• GOAL OF THE EXERCISE:
Read the material below and count the lines holding the string "ybottom". Give that count with nothing added.

┌──

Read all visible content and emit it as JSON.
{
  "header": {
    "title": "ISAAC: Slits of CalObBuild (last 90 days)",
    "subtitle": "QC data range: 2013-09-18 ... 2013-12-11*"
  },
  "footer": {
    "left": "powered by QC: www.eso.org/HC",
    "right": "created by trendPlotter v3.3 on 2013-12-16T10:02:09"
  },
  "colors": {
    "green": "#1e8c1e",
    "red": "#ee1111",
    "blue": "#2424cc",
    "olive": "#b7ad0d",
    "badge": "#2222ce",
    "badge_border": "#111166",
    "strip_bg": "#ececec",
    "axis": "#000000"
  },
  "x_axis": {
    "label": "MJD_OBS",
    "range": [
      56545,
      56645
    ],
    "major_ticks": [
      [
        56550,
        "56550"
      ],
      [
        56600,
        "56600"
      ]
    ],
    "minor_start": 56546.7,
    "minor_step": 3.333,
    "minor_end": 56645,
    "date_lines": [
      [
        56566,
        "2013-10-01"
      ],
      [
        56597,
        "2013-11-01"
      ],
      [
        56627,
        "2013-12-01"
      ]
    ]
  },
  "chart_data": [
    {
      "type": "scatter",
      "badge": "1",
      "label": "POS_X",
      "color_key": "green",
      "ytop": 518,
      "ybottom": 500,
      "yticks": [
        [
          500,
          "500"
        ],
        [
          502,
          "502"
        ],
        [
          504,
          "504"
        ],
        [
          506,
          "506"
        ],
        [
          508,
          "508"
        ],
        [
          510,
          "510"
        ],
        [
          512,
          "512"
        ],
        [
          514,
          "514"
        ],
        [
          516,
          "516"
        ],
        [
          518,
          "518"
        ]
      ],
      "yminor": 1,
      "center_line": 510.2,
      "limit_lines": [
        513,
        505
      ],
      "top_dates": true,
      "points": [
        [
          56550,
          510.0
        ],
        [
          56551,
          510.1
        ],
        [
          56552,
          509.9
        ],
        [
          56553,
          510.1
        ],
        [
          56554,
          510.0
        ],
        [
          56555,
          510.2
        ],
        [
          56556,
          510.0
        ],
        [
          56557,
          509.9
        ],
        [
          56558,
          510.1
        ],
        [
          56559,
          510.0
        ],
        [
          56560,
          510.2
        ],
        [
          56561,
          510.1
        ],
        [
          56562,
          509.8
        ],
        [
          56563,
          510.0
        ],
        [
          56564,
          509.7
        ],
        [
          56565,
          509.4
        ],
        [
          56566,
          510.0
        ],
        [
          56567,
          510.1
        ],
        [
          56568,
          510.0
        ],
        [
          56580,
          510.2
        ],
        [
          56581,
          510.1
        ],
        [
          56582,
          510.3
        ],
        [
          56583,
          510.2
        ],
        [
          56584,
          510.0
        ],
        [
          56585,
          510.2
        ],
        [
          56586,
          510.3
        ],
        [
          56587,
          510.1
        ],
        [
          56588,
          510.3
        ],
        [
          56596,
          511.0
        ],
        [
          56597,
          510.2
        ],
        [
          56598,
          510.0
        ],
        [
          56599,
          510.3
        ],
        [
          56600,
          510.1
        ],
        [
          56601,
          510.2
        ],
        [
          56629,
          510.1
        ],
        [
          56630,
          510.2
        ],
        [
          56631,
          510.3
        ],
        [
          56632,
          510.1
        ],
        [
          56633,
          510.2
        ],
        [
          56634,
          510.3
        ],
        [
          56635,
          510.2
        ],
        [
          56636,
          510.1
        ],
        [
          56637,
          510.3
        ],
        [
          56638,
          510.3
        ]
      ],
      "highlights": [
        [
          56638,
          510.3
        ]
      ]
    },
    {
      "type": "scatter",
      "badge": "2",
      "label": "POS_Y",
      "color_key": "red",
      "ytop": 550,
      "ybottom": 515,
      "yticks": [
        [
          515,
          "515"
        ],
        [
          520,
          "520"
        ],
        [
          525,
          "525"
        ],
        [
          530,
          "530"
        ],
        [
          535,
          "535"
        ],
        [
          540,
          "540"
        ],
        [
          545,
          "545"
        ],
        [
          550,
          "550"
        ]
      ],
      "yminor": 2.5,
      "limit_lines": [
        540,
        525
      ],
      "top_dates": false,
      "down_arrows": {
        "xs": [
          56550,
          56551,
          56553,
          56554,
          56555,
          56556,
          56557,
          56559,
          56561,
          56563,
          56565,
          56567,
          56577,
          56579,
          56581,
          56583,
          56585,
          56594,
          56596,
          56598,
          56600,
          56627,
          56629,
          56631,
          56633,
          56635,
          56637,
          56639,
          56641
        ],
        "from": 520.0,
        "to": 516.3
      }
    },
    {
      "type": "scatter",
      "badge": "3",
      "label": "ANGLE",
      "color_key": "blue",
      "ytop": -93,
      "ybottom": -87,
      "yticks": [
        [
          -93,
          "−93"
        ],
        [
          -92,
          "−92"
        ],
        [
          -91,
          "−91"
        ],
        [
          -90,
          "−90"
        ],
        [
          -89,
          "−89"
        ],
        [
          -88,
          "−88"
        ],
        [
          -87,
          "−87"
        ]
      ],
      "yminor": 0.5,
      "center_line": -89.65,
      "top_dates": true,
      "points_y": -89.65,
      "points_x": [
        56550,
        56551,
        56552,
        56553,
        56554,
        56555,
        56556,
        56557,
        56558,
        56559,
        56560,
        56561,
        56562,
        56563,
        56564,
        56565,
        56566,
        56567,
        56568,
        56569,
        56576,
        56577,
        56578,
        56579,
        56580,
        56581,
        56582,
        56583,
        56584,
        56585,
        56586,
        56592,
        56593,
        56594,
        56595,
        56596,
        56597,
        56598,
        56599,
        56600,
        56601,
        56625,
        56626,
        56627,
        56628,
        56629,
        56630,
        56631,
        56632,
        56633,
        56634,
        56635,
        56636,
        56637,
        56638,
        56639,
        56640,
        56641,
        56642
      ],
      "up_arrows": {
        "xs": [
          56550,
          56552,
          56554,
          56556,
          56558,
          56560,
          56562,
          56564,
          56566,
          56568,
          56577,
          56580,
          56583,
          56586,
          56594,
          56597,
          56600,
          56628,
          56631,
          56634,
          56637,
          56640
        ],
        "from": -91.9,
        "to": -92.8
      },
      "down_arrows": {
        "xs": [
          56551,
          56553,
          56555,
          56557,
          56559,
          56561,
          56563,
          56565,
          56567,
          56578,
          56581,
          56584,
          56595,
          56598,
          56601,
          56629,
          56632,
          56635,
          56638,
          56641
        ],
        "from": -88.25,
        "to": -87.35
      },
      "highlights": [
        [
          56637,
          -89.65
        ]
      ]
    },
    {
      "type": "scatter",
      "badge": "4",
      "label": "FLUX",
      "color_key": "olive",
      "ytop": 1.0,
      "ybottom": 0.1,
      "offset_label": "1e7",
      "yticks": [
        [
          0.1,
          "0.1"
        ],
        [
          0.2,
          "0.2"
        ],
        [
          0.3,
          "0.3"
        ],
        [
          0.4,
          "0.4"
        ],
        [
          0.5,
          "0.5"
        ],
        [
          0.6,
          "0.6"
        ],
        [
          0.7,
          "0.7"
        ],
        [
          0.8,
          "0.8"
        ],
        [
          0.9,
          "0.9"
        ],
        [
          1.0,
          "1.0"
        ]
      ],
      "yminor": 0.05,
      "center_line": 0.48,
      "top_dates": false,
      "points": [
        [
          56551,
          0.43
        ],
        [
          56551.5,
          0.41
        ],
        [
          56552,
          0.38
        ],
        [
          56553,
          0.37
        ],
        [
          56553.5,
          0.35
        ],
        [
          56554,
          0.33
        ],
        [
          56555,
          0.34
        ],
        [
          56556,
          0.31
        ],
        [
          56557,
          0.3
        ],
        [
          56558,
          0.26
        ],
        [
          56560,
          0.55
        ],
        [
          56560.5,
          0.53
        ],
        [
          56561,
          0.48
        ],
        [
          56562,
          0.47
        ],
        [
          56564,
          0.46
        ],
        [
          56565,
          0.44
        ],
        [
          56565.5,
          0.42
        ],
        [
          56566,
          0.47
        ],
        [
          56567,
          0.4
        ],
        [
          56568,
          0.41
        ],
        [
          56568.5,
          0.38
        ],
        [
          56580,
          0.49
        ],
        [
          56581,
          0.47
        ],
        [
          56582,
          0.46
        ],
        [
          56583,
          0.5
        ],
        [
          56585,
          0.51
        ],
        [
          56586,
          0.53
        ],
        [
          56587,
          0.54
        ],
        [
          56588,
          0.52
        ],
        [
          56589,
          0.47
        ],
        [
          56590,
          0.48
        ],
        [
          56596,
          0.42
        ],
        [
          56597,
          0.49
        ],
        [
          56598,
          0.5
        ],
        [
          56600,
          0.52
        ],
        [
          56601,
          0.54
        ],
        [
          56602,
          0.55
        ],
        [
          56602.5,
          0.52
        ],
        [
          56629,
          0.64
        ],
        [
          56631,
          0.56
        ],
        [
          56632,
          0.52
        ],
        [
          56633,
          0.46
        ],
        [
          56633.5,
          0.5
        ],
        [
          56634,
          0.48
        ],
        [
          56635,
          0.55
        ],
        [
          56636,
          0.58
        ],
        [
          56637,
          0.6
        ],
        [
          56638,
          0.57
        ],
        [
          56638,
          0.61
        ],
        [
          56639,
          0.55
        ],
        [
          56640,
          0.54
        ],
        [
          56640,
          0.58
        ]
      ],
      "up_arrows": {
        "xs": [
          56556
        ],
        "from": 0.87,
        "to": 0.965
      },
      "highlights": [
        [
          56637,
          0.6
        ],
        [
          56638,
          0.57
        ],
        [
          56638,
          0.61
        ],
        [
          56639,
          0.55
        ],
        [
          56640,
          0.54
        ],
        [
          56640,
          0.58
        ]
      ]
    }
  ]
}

└──

• RESULT FOR THIS TASK:
4